- _Source data_
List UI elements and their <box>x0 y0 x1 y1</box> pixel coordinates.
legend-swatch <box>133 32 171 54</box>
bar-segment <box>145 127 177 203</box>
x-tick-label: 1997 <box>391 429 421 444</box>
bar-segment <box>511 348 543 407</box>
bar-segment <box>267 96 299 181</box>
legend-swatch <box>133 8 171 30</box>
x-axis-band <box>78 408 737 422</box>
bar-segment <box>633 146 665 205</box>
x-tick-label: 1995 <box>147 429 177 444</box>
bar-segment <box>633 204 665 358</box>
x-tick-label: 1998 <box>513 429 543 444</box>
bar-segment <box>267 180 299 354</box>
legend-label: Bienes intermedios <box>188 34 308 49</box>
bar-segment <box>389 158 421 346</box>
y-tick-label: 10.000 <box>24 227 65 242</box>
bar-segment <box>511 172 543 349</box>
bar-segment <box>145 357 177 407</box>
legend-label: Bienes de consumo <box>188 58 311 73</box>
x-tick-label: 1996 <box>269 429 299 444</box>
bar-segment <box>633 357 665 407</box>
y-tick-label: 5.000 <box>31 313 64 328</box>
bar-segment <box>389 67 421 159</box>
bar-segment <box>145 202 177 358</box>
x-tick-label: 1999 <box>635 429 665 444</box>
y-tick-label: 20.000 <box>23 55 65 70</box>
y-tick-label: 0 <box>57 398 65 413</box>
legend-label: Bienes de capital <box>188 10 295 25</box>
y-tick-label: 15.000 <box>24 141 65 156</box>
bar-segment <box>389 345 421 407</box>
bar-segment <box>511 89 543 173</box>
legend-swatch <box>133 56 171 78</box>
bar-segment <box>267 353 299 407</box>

- _Directions_
Please lay out every line of the listing above as a numbered list, leaving out any blank lines.

- _Answer to this task_
1. List UI elements and their <box>x0 y0 x1 y1</box> pixel coordinates.
2. legend-swatch <box>133 32 171 54</box>
3. bar-segment <box>145 127 177 203</box>
4. x-tick-label: 1997 <box>391 429 421 444</box>
5. bar-segment <box>511 348 543 407</box>
6. bar-segment <box>267 96 299 181</box>
7. legend-swatch <box>133 8 171 30</box>
8. x-axis-band <box>78 408 737 422</box>
9. bar-segment <box>633 146 665 205</box>
10. x-tick-label: 1995 <box>147 429 177 444</box>
11. bar-segment <box>633 204 665 358</box>
12. x-tick-label: 1998 <box>513 429 543 444</box>
13. bar-segment <box>267 180 299 354</box>
14. legend-label: Bienes intermedios <box>188 34 308 49</box>
15. bar-segment <box>389 158 421 346</box>
16. y-tick-label: 10.000 <box>24 227 65 242</box>
17. bar-segment <box>511 172 543 349</box>
18. bar-segment <box>145 357 177 407</box>
19. legend-label: Bienes de consumo <box>188 58 311 73</box>
20. x-tick-label: 1996 <box>269 429 299 444</box>
21. bar-segment <box>633 357 665 407</box>
22. y-tick-label: 5.000 <box>31 313 64 328</box>
23. bar-segment <box>389 67 421 159</box>
24. bar-segment <box>145 202 177 358</box>
25. x-tick-label: 1999 <box>635 429 665 444</box>
26. y-tick-label: 20.000 <box>23 55 65 70</box>
27. y-tick-label: 0 <box>57 398 65 413</box>
28. legend-label: Bienes de capital <box>188 10 295 25</box>
29. y-tick-label: 15.000 <box>24 141 65 156</box>
30. bar-segment <box>389 345 421 407</box>
31. bar-segment <box>511 89 543 173</box>
32. legend-swatch <box>133 56 171 78</box>
33. bar-segment <box>267 353 299 407</box>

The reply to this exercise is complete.